* TEXTE DE LA PAGE
****
Aux origines de l’écologie politique
Les évènements de Mai 68 constituent un moment important d’amorce du développement de l’écologie politique en France.
Très rapidement, l’écologie politique prend une coloration socialiste et libertaire en revendiquant la sortie du capitalisme et du productivisme.
La pensée écologique française hérite de plusieurs registres comme la critique de l’aliénation constitutive de la vie quotidienne.
la critique de l’emprise de la technologie sur la société
ainsi que la perte du sentiment de nature
Le matérialisme historique et la lutte des classes sont en toile de fond mais ne sont pas au cœur de l’écologie politique. L’utopie de l’écologie politique reprend tout de même bien l’idée d’une société sans classes et sans hiérarchie. André Gorz est à l’image de cette idée entre marxisme et décroissance.
Cependant, des argumentations libérales et fascisantes se sont développées sur l’écologie politique. Antoine Dubiau se concentre dans son livre sur les propositions fascisantes de l’écologie.
L’écofascisme désigne soit les groupes qui seraient anti-écologistes, soit ceux qui défendraient une écologie trop extrême, qualifiée « d’écologie punitive ». Pour Bernard Charbonneau, l’écofascisme peut avoir un avenir qu’il soit plutôt de droite ou de gauche.
La fascisation de l’écologie politique
Antoine Dubiau pointe le fait que les idées fascistes peuvent germer au sein de milieux historiquement de gauche.
Nicholas Georgescu-Roegen établit pour la première fois une définition des processus économiques qui est fondée sur la thermodynamique. Il en arrive vite à la conclusion qu’une croissance infinie n’est pas possible dans un monde fini.
André Gorz parle de décroissance pour la première fois en 1972 de façon spontanée suite au Rapport Meadows. Il y interroge déjà des aspects réactionnaires derrière certains aspects à priori purement scientifiques de ce rapport. Gorz a une vision très démocratique de son idée de décroissance et dépasse la cadre économique de Georgescu-Roegen. L’écofascisme « de gauche » est alors plutôt vu sous l’effet de contraintes du système capitalisme que comme un contenu idéologique à part entière. André Gorz parle de « socialisme ou Ecofascismes » dès son époque.
Pour la majorité de la population, un régime écologique ne peut advenir que dans un cadre autoritaire car la démocratie actuelle est trop lente pour des changements rapides et également parce que seul un régime autoritaire avec des spécialistes pourrait provoquer des changements brutaux que les masses ne sont pas prêtes à faire de façon autonome.
****
* CONSIGNES
1: Répondez à ces questions sur le texte consacré à l'écologie politique :
(a) Quels évènements marquent l'amorce de l'écologie politique en France ?
(b) En quelle année André Gorz parle-t-il de décroissance pour la première fois ?
(c) Sur quoi Nicholas Georgescu-Roegen fonde-t-il sa définition des processus économiques ?
2: Prolongez, s'il vous plaît, le texte consacré à l'écologie politique après sa dernière phrase.
Les données qui suivent proviennent d'une autre source.

* EXTRAIT DE DONNÉES
****
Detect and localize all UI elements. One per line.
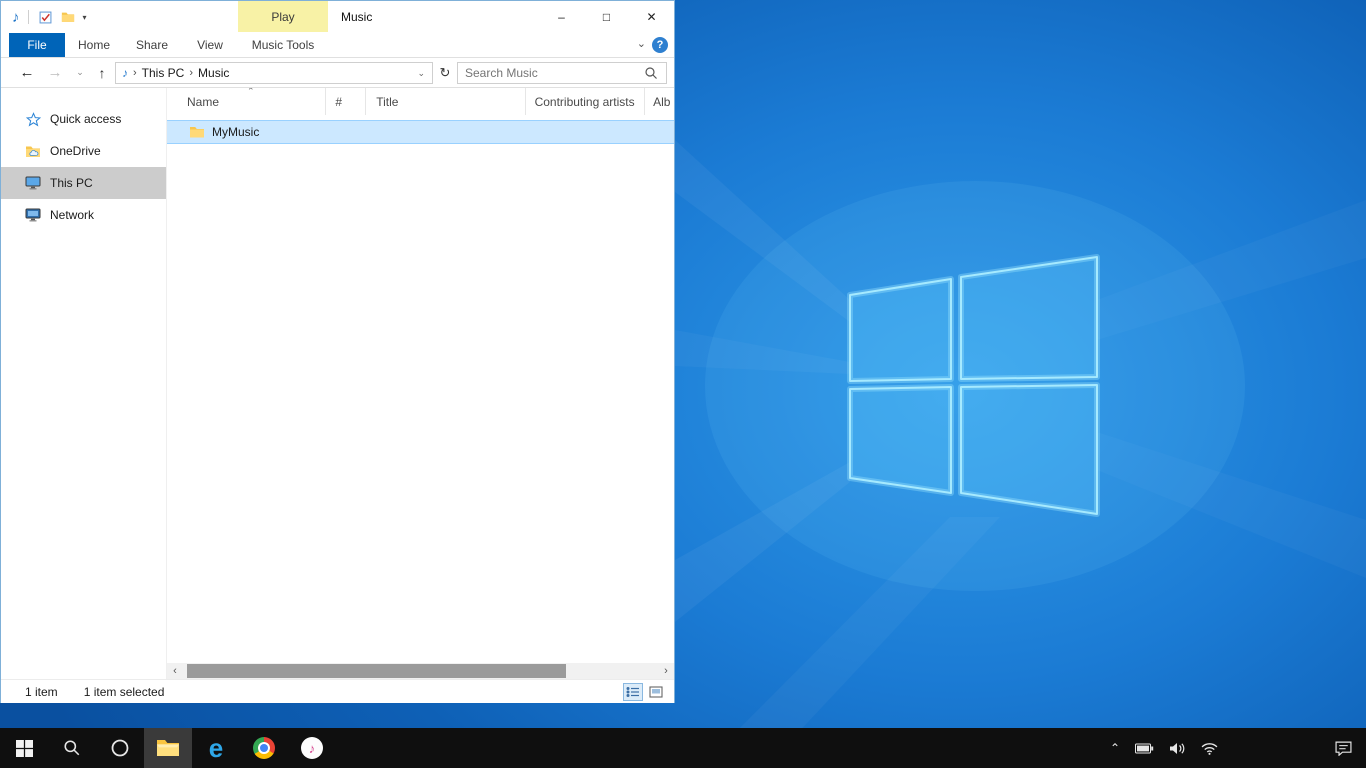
****
* RÉPONSES AUX CONSIGNES
1:
(a) Les évènements de Mai 68.
(b) En 1972.
(c) Sur la thermodynamique.

2:
Actuellement, la collapsologie devient peu à peu un domaine d’étude critiquable qui peut apporter de nombreux dangers. Rien ne dit que si certains paramètres vont dans une direction, des effets systémiques destructeurs suivraient. C’est se méprendre sur le fonctionnement de systèmes qui sont complexes. Qui plus est, l’effondrement existe déjà dans certaines parties du globe, ce qui montre le côté occidentalocentré de l’effondrement. La collapsologie est née et s’est développée au sein de la gauche mais elle a nourri des fantasmes fascistes en passant de l’idée de l’effondrement de la civilisation thermo-industrielle (idée originelle de la collapsologie) et l’idée de l’effondrement ethnique et européen défendue par l’extrême-droite.
Egalement, depuis plusieurs décennies se développe l’idée de « l’équivoque écologique » avec deux courants principaux, l’un progressiste et technophile et l’autre réactionnaire et technocritique. Certains veulent créer une troisième voie.
Certains courant décroissants sont ouvertement antimodernistes que ce soit à gauche avec certains urbanistes anti grandes-villes.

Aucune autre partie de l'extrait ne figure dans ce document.